Written request: Reproduce the data from its first line through the line containing "watermark-text: @娱乐有人 [506,563,582,582]", substituting "comment-region" for each occurrence of "comment-location" and leaving everything else unchanged.

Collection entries
[BEGIN]

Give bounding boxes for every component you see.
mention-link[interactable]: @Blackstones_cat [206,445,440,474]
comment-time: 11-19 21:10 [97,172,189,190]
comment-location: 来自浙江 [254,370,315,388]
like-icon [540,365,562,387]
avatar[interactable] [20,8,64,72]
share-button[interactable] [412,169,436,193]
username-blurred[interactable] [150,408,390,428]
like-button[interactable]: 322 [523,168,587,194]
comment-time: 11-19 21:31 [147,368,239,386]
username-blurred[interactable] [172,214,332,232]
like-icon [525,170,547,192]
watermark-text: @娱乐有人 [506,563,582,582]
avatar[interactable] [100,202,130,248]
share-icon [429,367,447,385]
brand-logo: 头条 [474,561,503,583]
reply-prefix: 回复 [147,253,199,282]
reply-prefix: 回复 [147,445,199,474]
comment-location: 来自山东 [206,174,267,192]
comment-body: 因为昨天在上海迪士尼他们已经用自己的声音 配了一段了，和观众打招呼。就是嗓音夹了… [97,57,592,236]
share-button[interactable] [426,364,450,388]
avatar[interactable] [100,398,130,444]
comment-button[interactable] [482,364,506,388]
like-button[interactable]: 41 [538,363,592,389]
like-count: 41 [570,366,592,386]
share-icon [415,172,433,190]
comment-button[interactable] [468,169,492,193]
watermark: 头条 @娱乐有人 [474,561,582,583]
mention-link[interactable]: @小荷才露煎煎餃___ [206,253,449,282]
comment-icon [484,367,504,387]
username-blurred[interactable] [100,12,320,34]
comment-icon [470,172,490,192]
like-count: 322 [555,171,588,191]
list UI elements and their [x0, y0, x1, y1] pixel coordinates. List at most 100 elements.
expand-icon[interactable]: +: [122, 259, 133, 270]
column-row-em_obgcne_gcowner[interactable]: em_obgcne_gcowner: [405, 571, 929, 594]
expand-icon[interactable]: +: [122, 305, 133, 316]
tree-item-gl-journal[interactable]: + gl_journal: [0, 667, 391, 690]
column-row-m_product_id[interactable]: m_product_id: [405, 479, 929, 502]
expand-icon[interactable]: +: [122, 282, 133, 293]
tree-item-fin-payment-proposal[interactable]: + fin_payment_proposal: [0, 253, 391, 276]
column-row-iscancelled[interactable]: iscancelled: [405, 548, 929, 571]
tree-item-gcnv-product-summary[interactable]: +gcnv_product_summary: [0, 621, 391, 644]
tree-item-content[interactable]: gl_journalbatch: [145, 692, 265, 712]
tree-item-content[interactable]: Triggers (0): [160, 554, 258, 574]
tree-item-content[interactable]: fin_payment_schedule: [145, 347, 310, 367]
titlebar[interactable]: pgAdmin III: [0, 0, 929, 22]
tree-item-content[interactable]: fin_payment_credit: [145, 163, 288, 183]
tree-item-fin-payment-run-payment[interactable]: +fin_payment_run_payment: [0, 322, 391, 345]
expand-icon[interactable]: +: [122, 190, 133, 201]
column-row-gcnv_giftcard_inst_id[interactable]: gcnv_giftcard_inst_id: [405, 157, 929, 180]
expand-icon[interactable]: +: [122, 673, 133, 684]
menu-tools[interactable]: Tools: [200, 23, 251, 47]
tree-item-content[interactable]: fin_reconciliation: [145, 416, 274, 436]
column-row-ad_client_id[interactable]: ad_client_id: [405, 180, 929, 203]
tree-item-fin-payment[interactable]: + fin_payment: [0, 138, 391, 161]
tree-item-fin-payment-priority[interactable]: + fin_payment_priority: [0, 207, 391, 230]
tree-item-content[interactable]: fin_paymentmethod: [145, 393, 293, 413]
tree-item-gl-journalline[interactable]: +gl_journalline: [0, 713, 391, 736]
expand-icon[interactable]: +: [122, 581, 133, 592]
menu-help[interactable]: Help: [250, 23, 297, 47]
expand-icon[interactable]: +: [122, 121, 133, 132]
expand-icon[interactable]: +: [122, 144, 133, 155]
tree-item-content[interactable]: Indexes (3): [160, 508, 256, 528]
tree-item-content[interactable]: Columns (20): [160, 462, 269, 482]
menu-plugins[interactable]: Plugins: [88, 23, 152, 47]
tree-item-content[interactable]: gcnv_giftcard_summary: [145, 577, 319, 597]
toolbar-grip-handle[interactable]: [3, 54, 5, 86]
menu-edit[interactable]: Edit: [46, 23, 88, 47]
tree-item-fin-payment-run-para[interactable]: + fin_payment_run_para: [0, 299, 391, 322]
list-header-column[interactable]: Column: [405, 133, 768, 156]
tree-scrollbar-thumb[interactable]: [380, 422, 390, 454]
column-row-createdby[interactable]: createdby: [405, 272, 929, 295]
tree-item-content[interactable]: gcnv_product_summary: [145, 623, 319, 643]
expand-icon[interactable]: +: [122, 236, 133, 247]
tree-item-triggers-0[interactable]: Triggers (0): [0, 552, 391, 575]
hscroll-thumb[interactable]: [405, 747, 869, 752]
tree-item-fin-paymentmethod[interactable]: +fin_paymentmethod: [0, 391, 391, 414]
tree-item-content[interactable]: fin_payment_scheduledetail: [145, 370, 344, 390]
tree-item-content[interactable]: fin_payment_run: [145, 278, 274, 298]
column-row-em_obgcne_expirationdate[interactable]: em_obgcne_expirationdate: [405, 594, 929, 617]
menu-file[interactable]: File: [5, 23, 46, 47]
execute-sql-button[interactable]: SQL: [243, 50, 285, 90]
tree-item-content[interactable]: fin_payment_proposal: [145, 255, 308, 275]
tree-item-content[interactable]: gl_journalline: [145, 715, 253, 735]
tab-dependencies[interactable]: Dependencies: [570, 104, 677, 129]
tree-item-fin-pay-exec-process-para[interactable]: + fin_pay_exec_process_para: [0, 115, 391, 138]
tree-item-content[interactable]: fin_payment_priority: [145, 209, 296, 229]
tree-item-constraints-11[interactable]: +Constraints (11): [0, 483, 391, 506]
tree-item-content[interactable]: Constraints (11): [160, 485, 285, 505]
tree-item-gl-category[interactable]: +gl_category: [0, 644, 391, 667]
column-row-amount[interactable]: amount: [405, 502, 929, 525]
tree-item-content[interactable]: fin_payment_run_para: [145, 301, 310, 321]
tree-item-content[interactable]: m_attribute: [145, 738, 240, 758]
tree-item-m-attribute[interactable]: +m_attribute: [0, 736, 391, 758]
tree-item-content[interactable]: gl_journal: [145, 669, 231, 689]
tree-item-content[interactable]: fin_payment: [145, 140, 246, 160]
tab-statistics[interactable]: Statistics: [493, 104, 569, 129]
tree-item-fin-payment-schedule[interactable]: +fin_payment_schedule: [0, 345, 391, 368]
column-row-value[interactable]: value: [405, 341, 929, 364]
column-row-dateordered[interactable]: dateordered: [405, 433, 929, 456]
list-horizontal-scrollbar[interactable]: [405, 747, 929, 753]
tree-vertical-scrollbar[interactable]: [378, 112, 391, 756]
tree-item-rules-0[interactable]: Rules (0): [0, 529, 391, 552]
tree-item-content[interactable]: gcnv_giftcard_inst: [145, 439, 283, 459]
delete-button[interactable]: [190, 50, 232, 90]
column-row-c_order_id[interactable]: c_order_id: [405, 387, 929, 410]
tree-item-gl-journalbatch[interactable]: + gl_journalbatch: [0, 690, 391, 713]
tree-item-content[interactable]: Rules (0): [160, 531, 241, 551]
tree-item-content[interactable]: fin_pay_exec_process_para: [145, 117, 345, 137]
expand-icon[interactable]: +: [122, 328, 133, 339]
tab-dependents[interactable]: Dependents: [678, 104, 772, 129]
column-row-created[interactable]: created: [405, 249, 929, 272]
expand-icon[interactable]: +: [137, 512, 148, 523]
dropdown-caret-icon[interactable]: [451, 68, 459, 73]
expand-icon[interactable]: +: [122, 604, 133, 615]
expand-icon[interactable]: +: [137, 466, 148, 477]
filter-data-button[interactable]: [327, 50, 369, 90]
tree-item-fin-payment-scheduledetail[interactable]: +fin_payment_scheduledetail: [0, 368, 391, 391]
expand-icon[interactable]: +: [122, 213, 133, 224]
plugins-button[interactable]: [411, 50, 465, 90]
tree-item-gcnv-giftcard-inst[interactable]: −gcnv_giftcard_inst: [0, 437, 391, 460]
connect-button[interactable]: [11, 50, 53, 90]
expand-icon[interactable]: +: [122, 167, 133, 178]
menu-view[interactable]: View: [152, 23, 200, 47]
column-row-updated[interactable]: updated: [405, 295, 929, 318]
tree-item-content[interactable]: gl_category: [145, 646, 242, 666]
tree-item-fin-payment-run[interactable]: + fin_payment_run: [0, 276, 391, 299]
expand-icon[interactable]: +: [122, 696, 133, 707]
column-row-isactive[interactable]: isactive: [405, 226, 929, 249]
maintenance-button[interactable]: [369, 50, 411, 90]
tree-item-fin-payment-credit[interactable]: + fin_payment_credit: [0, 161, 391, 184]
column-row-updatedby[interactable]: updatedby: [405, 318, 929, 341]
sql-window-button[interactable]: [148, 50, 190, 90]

[END]

The answer:
Give bounding boxes for every component you see.
mention-link[interactable]: @Blackstones_cat [206,445,440,474]
comment-time: 11-19 21:10 [97,172,189,190]
comment-region: 来自浙江 [254,370,315,388]
like-icon [540,365,562,387]
avatar[interactable] [20,8,64,72]
share-button[interactable] [412,169,436,193]
username-blurred[interactable] [150,408,390,428]
like-button[interactable]: 322 [523,168,587,194]
comment-time: 11-19 21:31 [147,368,239,386]
username-blurred[interactable] [172,214,332,232]
like-icon [525,170,547,192]
watermark-text: @娱乐有人 [506,563,582,582]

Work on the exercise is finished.